§ Written exercise: Exactly as written, quote every line that follows, skipping the images.

§ Provided information:

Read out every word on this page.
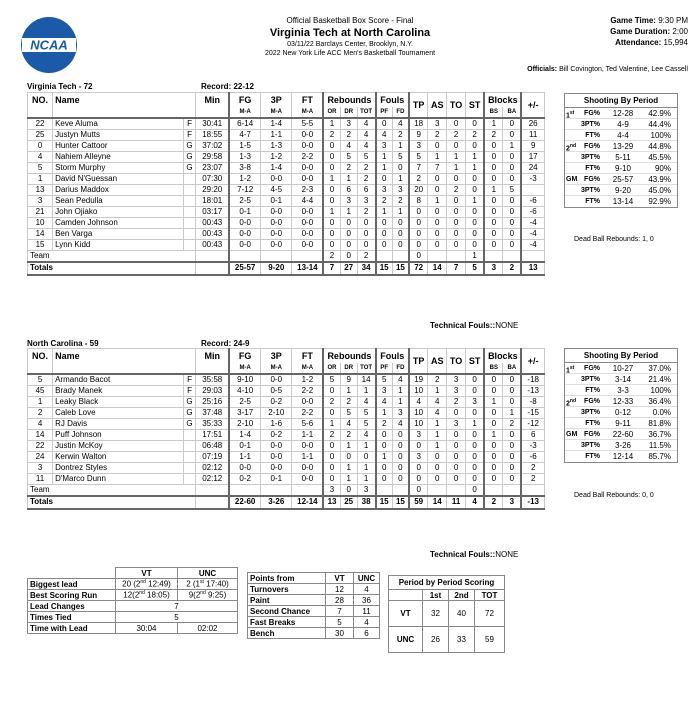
NCAA
Official Basketball Box Score - Final
Virginia Tech at North Carolina
03/11/22 Barclays Center, Brooklyn, N.Y.
2022 New York Life ACC Men's Basketball Tournament
Game Time: 9:30 PM
Game Duration: 2:00
Attendance: 15,994
Officials: Bill Covington, Ted Valentine, Lee Cassell
Virginia Tech - 72	Record: 22-12
NO.	Name		Min	FG	3P	FT	Rebounds			Fouls		TP	AS	TO	ST	Blocks		+/-
				M-A	M-A	M-A	OR	DR	TOT	PF	FD					BS	BA	
22	Keve Aluma	F	30:41	6-14	1-4	5-5	1	3	4	0	4	18	3	0	0	1	0	26
25	Justyn Mutts	F	18:55	4-7	1-1	0-0	2	2	4	4	2	9	2	2	2	2	0	11
0	Hunter Cattoor	G	37:02	1-5	1-3	0-0	0	4	4	3	1	3	0	0	0	0	1	9
4	Nahiem Alleyne	G	29:58	1-3	1-2	2-2	0	5	5	1	5	5	1	1	1	0	0	17
5	Storm Murphy	G	23:07	3-8	1-4	0-0	0	2	2	1	0	7	7	1	1	0	0	24
1	David N'Guessan		07:30	1-2	0-0	0-0	1	1	2	0	1	2	0	0	0	0	0	-3
13	Darius Maddox		29:20	7-12	4-5	2-3	0	6	6	3	3	20	0	2	0	1	5	
3	Sean Pedulla		18:01	2-5	0-1	4-4	0	3	3	2	2	8	1	0	1	0	0	-6
21	John Ojiako		03:17	0-1	0-0	0-0	1	1	2	1	1	0	0	0	0	0	0	-6
10	Camden Johnson		00:43	0-0	0-0	0-0	0	0	0	0	0	0	0	0	0	0	0	-4
14	Ben Varga		00:43	0-0	0-0	0-0	0	0	0	0	0	0	0	0	0	0	0	-4
15	Lynn Kidd		00:43	0-0	0-0	0-0	0	0	0	0	0	0	0	0	0	0	0	-4
Team							2	0	2			0			1			
Totals				25-57	9-20	13-14	7	27	34	15	15	72	14	7	5	3	2	13
Technical Fouls::NONE
Shooting By Period
1st	FG%	12-28	42.9%
3PT%	4-9	44.4%
FT%	4-4	100%
2nd	FG%	13-29	44.8%
3PT%	5-11	45.5%
FT%	9-10	90%
GM FG%	25-57	43.9%
3PT%	9-20	45.0%
FT%	13-14	92.9%
Dead Ball Rebounds: 1, 0
North Carolina - 59	Record: 24-9
NO.	Name		Min	FG	3P	FT	Rebounds			Fouls		TP	AS	TO	ST	Blocks		+/-
				M-A	M-A	M-A	OR	DR	TOT	PF	FD					BS	BA	
5	Armando Bacot	F	35:58	9-10	0-0	1-2	5	9	14	5	4	19	2	3	0	0	0	-18
45	Brady Manek	F	29:03	4-10	0-5	2-2	0	1	1	3	1	10	1	3	0	0	0	-13
1	Leaky Black	G	25:16	2-5	0-2	0-0	2	2	4	4	1	4	4	2	3	1	0	-8
2	Caleb Love	G	37:48	3-17	2-10	2-2	0	5	5	1	3	10	4	0	0	0	1	-15
4	RJ Davis	G	35:33	2-10	1-6	5-6	1	4	5	2	4	10	1	3	1	0	2	-12
14	Puff Johnson		17:51	1-4	0-2	1-1	2	2	4	0	0	3	1	0	0	1	0	6
22	Justin McKoy		06:48	0-1	0-0	0-0	0	1	1	0	0	0	1	0	0	0	0	-3
24	Kerwin Walton		07:19	1-1	0-0	1-1	0	0	0	1	0	3	0	0	0	0	0	-6
3	Dontrez Styles		02:12	0-0	0-0	0-0	0	1	1	0	0	0	0	0	0	0	0	2
11	D'Marco Dunn		02:12	0-2	0-1	0-0	0	1	1	0	0	0	0	0	0	0	0	2
Team							3	0	3			0			0			
Totals				22-60	3-26	12-14	13	25	38	15	15	59	14	11	4	2	3	-13
Technical Fouls::NONE
Shooting By Period
1st	FG%	10-27	37.0%
3PT%	3-14	21.4%
FT%	3-3	100%
2nd	FG%	12-33	36.4%
3PT%	0-12	0.0%
FT%	9-11	81.8%
GM FG%	22-60	36.7%
3PT%	3-26	11.5%
FT%	12-14	85.7%
Dead Ball Rebounds: 0, 0
	VT	UNC
Biggest lead	20 (2nd 12:49)	2 (1st 17:40)
Best Scoring Run	12(2nd 18:05)	9(2nd 9:25)
Lead Changes	7	
Times Tied	5	
Time with Lead	30:04	02:02
Points from	VT	UNC
Turnovers	12	4
Paint	28	36
Second Chance	7	11
Fast Breaks	5	4
Bench	30	6
Period by Period Scoring			
	1st	2nd	TOT
VT	32	40	72
UNC	26	33	59
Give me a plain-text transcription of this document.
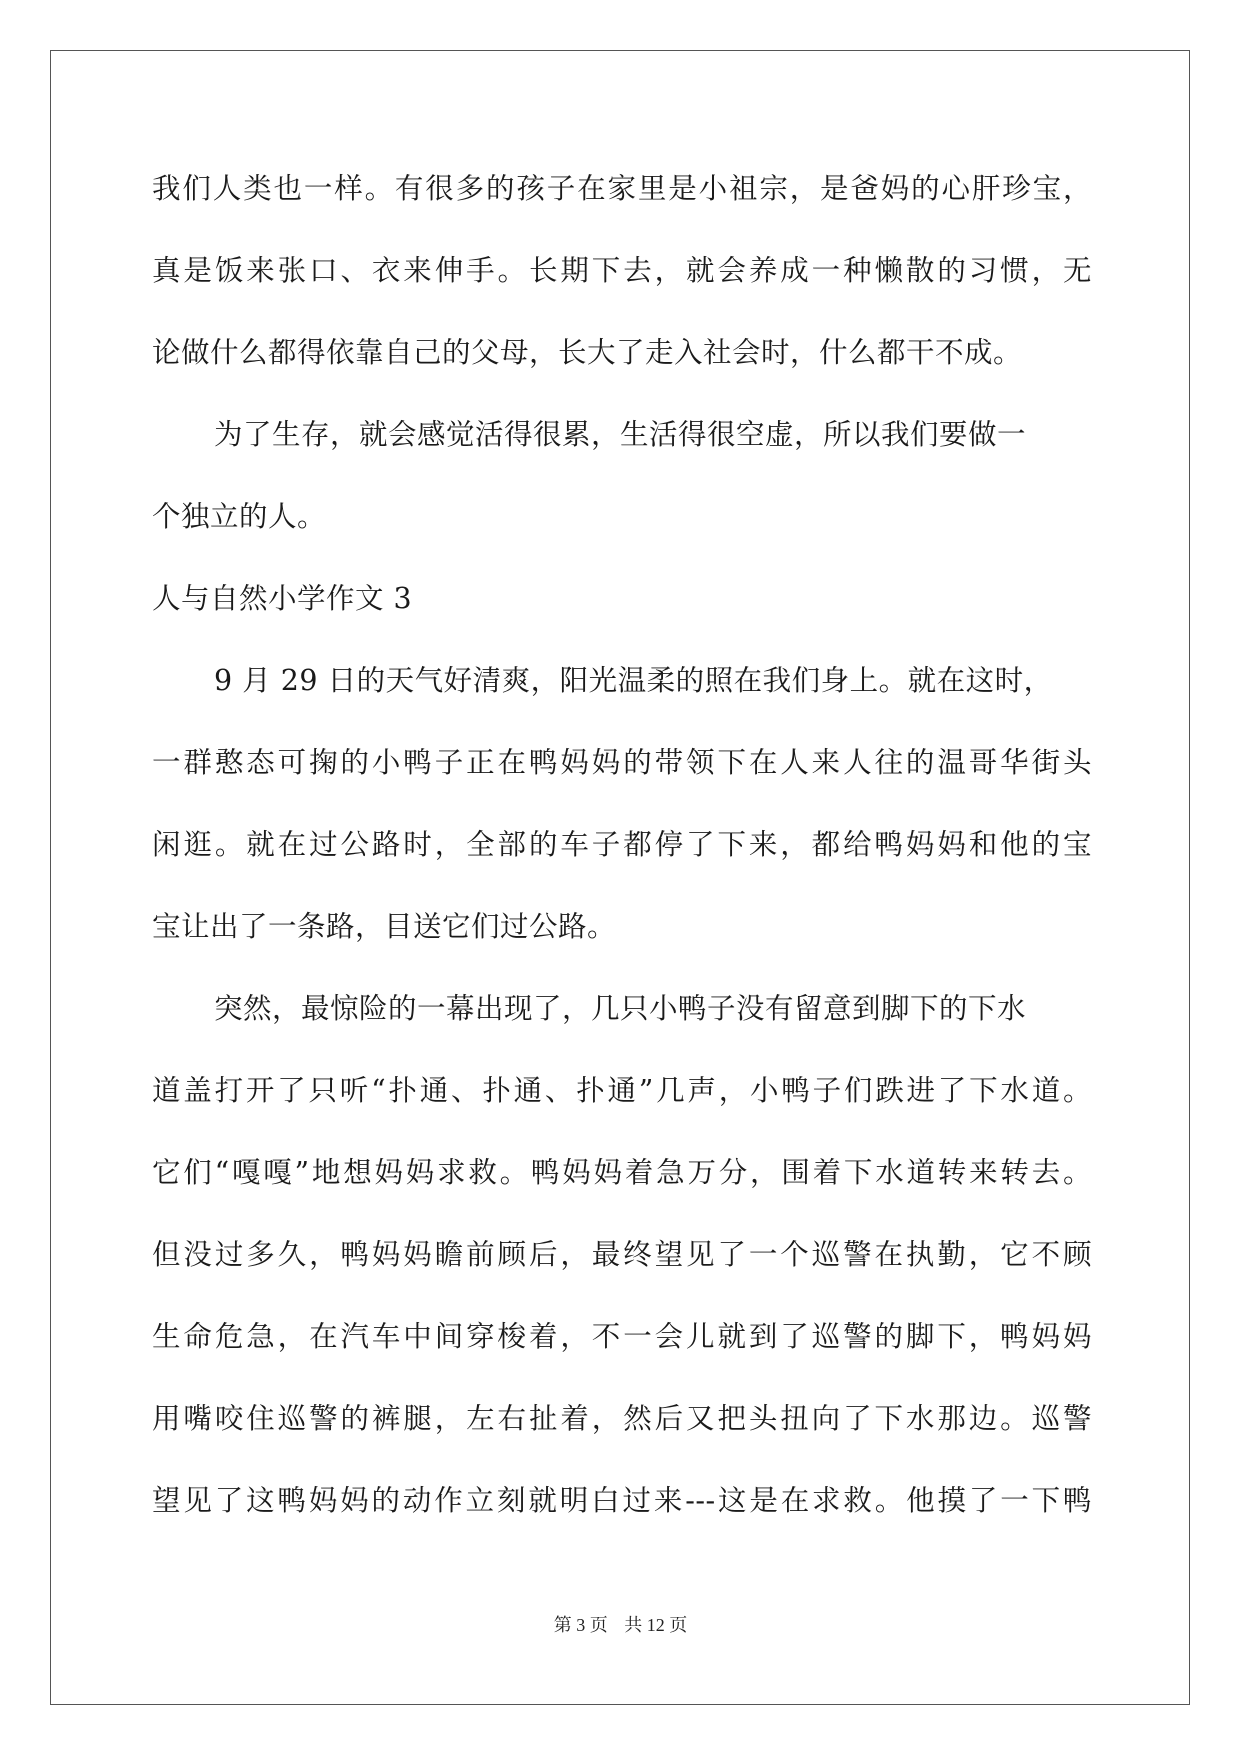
我们人类也一样。有很多的孩子在家里是小祖宗，是爸妈的心肝珍宝，
真是饭来张口、衣来伸手。长期下去，就会养成一种懒散的习惯，无
论做什么都得依靠自己的父母，长大了走入社会时，什么都干不成。
为了生存，就会感觉活得很累，生活得很空虚，所以我们要做一
个独立的人。
人与自然小学作文 3
9 月 29 日的天气好清爽，阳光温柔的照在我们身上。就在这时，
一群憨态可掬的小鸭子正在鸭妈妈的带领下在人来人往的温哥华街头
闲逛。就在过公路时，全部的车子都停了下来，都给鸭妈妈和他的宝
宝让出了一条路，目送它们过公路。
突然，最惊险的一幕出现了，几只小鸭子没有留意到脚下的下水
道盖打开了只听“扑通、扑通、扑通”几声，小鸭子们跌进了下水道。
它们“嘎嘎”地想妈妈求救。鸭妈妈着急万分，围着下水道转来转去。
但没过多久，鸭妈妈瞻前顾后，最终望见了一个巡警在执勤，它不顾
生命危急，在汽车中间穿梭着，不一会儿就到了巡警的脚下，鸭妈妈
用嘴咬住巡警的裤腿，左右扯着，然后又把头扭向了下水那边。巡警
望见了这鸭妈妈的动作立刻就明白过来---这是在求救。他摸了一下鸭
第 3 页 共 12 页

§ Correct result:
Read out every word on this page.
NCAA
Official Basketball Box Score - Final
Virginia Tech at North Carolina
03/11/22 Barclays Center, Brooklyn, N.Y.
2022 New York Life ACC Men's Basketball Tournament
Game Time: 9:30 PM
Game Duration: 2:00
Attendance: 15,994
Officials: Bill Covington, Ted Valentine, Lee Cassell
Virginia Tech - 72	Record: 22-12
NO.	Name		Min	FG	3P	FT	Rebounds			Fouls		TP	AS	TO	ST	Blocks		+/-
				M-A	M-A	M-A	OR	DR	TOT	PF	FD					BS	BA	
22	Keve Aluma	F	30:41	6-14	1-4	5-5	1	3	4	0	4	18	3	0	0	1	0	26
25	Justyn Mutts	F	18:55	4-7	1-1	0-0	2	2	4	4	2	9	2	2	2	2	0	11
0	Hunter Cattoor	G	37:02	1-5	1-3	0-0	0	4	4	3	1	3	0	0	0	0	1	9
4	Nahiem Alleyne	G	29:58	1-3	1-2	2-2	0	5	5	1	5	5	1	1	1	0	0	17
5	Storm Murphy	G	23:07	3-8	1-4	0-0	0	2	2	1	0	7	7	1	1	0	0	24
1	David N'Guessan		07:30	1-2	0-0	0-0	1	1	2	0	1	2	0	0	0	0	0	-3
13	Darius Maddox		29:20	7-12	4-5	2-3	0	6	6	3	3	20	0	2	0	1	5	
3	Sean Pedulla		18:01	2-5	0-1	4-4	0	3	3	2	2	8	1	0	1	0	0	-6
21	John Ojiako		03:17	0-1	0-0	0-0	1	1	2	1	1	0	0	0	0	0	0	-6
10	Camden Johnson		00:43	0-0	0-0	0-0	0	0	0	0	0	0	0	0	0	0	0	-4
14	Ben Varga		00:43	0-0	0-0	0-0	0	0	0	0	0	0	0	0	0	0	0	-4
15	Lynn Kidd		00:43	0-0	0-0	0-0	0	0	0	0	0	0	0	0	0	0	0	-4
Team							2	0	2			0			1			
Totals				25-57	9-20	13-14	7	27	34	15	15	72	14	7	5	3	2	13
Technical Fouls::NONE
Shooting By Period
1st	FG%	12-28	42.9%
3PT%	4-9	44.4%
FT%	4-4	100%
2nd	FG%	13-29	44.8%
3PT%	5-11	45.5%
FT%	9-10	90%
GM FG%	25-57	43.9%
3PT%	9-20	45.0%
FT%	13-14	92.9%
Dead Ball Rebounds: 1, 0
North Carolina - 59	Record: 24-9
NO.	Name		Min	FG	3P	FT	Rebounds			Fouls		TP	AS	TO	ST	Blocks		+/-
				M-A	M-A	M-A	OR	DR	TOT	PF	FD					BS	BA	
5	Armando Bacot	F	35:58	9-10	0-0	1-2	5	9	14	5	4	19	2	3	0	0	0	-18
45	Brady Manek	F	29:03	4-10	0-5	2-2	0	1	1	3	1	10	1	3	0	0	0	-13
1	Leaky Black	G	25:16	2-5	0-2	0-0	2	2	4	4	1	4	4	2	3	1	0	-8
2	Caleb Love	G	37:48	3-17	2-10	2-2	0	5	5	1	3	10	4	0	0	0	1	-15
4	RJ Davis	G	35:33	2-10	1-6	5-6	1	4	5	2	4	10	1	3	1	0	2	-12
14	Puff Johnson		17:51	1-4	0-2	1-1	2	2	4	0	0	3	1	0	0	1	0	6
22	Justin McKoy		06:48	0-1	0-0	0-0	0	1	1	0	0	0	1	0	0	0	0	-3
24	Kerwin Walton		07:19	1-1	0-0	1-1	0	0	0	1	0	3	0	0	0	0	0	-6
3	Dontrez Styles		02:12	0-0	0-0	0-0	0	1	1	0	0	0	0	0	0	0	0	2
11	D'Marco Dunn		02:12	0-2	0-1	0-0	0	1	1	0	0	0	0	0	0	0	0	2
Team							3	0	3			0			0			
Totals				22-60	3-26	12-14	13	25	38	15	15	59	14	11	4	2	3	-13
Technical Fouls::NONE
Shooting By Period
1st	FG%	10-27	37.0%
3PT%	3-14	21.4%
FT%	3-3	100%
2nd	FG%	12-33	36.4%
3PT%	0-12	0.0%
FT%	9-11	81.8%
GM FG%	22-60	36.7%
3PT%	3-26	11.5%
FT%	12-14	85.7%
Dead Ball Rebounds: 0, 0
	VT	UNC
Biggest lead	20 (2nd 12:49)	2 (1st 17:40)
Best Scoring Run	12(2nd 18:05)	9(2nd 9:25)
Lead Changes	7	
Times Tied	5	
Time with Lead	30:04	02:02
Points from	VT	UNC
Turnovers	12	4
Paint	28	36
Second Chance	7	11
Fast Breaks	5	4
Bench	30	6
Period by Period Scoring			
	1st	2nd	TOT
VT	32	40	72
UNC	26	33	59
Give me a plain-text transcription of this document.
我们人类也一样。有很多的孩子在家里是小祖宗，是爸妈的心肝珍宝，
真是饭来张口、衣来伸手。长期下去，就会养成一种懒散的习惯，无
论做什么都得依靠自己的父母，长大了走入社会时，什么都干不成。
为了生存，就会感觉活得很累，生活得很空虚，所以我们要做一
个独立的人。
人与自然小学作文 3
9 月 29 日的天气好清爽，阳光温柔的照在我们身上。就在这时，
一群憨态可掬的小鸭子正在鸭妈妈的带领下在人来人往的温哥华街头
闲逛。就在过公路时，全部的车子都停了下来，都给鸭妈妈和他的宝
宝让出了一条路，目送它们过公路。
突然，最惊险的一幕出现了，几只小鸭子没有留意到脚下的下水
道盖打开了只听“扑通、扑通、扑通”几声，小鸭子们跌进了下水道。
它们“嘎嘎”地想妈妈求救。鸭妈妈着急万分，围着下水道转来转去。
但没过多久，鸭妈妈瞻前顾后，最终望见了一个巡警在执勤，它不顾
生命危急，在汽车中间穿梭着，不一会儿就到了巡警的脚下，鸭妈妈
用嘴咬住巡警的裤腿，左右扯着，然后又把头扭向了下水那边。巡警
望见了这鸭妈妈的动作立刻就明白过来---这是在求救。他摸了一下鸭
第 3 页 共 12 页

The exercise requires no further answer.